- [Set exercise] Send back the entries below exactly as they appear.

Extracted data entries:

+ + + + +

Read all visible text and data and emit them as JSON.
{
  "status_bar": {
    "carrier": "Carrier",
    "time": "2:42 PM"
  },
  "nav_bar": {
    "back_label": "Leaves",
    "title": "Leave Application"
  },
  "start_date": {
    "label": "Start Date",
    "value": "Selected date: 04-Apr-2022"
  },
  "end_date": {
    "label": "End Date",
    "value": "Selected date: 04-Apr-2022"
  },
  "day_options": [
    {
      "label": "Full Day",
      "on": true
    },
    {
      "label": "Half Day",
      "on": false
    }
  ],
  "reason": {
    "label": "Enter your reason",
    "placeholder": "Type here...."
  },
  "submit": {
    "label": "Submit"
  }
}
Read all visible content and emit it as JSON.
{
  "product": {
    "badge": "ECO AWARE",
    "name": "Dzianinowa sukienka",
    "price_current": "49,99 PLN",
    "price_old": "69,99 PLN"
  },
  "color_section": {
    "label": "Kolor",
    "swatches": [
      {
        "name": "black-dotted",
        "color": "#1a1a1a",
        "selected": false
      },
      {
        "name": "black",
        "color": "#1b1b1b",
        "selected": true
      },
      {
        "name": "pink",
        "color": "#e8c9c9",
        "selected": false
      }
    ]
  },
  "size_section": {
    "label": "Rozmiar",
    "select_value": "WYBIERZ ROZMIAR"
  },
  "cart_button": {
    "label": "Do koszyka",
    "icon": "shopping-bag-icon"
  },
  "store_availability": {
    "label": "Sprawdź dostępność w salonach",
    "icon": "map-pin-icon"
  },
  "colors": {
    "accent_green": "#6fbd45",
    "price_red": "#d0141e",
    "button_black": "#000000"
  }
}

+ + + + +

- [Reply]
Read all visible text and data and emit them as JSON.
{
  "status_bar": {
    "carrier": "Carrier",
    "time": "2:42 PM"
  },
  "nav_bar": {
    "back_label": "Leaves",
    "title": "Leave Application"
  },
  "start_date": {
    "label": "Start Date",
    "value": "Selected date: 04-Apr-2022"
  },
  "end_date": {
    "label": "End Date",
    "value": "Selected date: 04-Apr-2022"
  },
  "day_options": [
    {
      "label": "Full Day",
      "on": true
    },
    {
      "label": "Half Day",
      "on": false
    }
  ],
  "reason": {
    "label": "Enter your reason",
    "placeholder": "Type here...."
  },
  "submit": {
    "label": "Submit"
  }
}
Read all visible content and emit it as JSON.
{
  "product": {
    "badge": "ECO AWARE",
    "name": "Dzianinowa sukienka",
    "price_current": "49,99 PLN",
    "price_old": "69,99 PLN"
  },
  "color_section": {
    "label": "Kolor",
    "swatches": [
      {
        "name": "black-dotted",
        "color": "#1a1a1a",
        "selected": false
      },
      {
        "name": "black",
        "color": "#1b1b1b",
        "selected": true
      },
      {
        "name": "pink",
        "color": "#e8c9c9",
        "selected": false
      }
    ]
  },
  "size_section": {
    "label": "Rozmiar",
    "select_value": "WYBIERZ ROZMIAR"
  },
  "cart_button": {
    "label": "Do koszyka",
    "icon": "shopping-bag-icon"
  },
  "store_availability": {
    "label": "Sprawdź dostępność w salonach",
    "icon": "map-pin-icon"
  },
  "colors": {
    "accent_green": "#6fbd45",
    "price_red": "#d0141e",
    "button_black": "#000000"
  }
}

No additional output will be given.